**Directions:** Collect every line of the records that contains the word "Child", and copy each of those lines in full.

==== Data for processing

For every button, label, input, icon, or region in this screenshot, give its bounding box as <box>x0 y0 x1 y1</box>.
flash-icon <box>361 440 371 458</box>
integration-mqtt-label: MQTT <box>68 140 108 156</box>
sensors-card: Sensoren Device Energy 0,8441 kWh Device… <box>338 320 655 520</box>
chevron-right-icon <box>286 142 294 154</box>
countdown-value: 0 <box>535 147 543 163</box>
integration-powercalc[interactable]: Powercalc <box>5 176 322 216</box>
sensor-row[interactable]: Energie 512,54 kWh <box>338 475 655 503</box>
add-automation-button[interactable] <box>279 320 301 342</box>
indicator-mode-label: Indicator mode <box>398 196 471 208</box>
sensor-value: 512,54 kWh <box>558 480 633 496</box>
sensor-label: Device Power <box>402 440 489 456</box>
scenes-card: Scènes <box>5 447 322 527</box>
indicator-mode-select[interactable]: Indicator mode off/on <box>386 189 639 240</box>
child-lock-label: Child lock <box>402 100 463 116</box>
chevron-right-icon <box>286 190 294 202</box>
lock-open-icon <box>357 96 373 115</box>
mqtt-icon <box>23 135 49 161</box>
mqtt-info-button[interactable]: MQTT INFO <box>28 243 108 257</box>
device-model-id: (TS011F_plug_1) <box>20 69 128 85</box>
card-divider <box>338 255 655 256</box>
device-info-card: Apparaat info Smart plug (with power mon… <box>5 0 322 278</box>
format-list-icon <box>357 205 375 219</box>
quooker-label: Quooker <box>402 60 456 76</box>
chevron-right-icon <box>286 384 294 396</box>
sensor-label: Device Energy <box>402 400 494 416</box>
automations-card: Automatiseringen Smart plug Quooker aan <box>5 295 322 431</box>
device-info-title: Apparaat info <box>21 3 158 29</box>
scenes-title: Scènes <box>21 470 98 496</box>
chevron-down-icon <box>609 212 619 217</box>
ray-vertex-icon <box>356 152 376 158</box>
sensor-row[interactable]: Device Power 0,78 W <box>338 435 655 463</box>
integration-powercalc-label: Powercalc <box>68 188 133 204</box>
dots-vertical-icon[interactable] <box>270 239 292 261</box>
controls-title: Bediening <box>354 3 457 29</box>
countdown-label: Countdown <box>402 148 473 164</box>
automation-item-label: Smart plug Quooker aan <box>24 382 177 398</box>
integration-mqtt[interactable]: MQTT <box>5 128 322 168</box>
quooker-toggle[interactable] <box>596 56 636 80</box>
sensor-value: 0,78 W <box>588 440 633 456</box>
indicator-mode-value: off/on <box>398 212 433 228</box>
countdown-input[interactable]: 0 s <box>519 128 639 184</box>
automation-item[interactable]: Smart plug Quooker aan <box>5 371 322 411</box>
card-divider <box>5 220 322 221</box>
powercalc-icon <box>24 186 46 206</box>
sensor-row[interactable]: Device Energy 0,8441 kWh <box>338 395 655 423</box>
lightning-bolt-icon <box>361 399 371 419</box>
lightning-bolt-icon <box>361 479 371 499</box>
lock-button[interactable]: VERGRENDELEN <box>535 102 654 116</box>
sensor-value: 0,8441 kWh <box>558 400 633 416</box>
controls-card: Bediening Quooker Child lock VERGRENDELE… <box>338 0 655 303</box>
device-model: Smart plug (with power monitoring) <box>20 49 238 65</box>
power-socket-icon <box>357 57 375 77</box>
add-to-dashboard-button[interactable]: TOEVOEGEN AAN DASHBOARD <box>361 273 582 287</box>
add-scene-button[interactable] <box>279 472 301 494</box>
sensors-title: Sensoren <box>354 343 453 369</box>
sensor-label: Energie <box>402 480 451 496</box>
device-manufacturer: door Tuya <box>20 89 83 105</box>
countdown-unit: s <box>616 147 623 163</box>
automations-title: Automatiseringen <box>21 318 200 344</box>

========

**Task answer:**
child-lock-label: Child lock <box>402 100 463 116</box>
controls-card: Bediening Quooker Child lock VERGRENDELE… <box>338 0 655 303</box>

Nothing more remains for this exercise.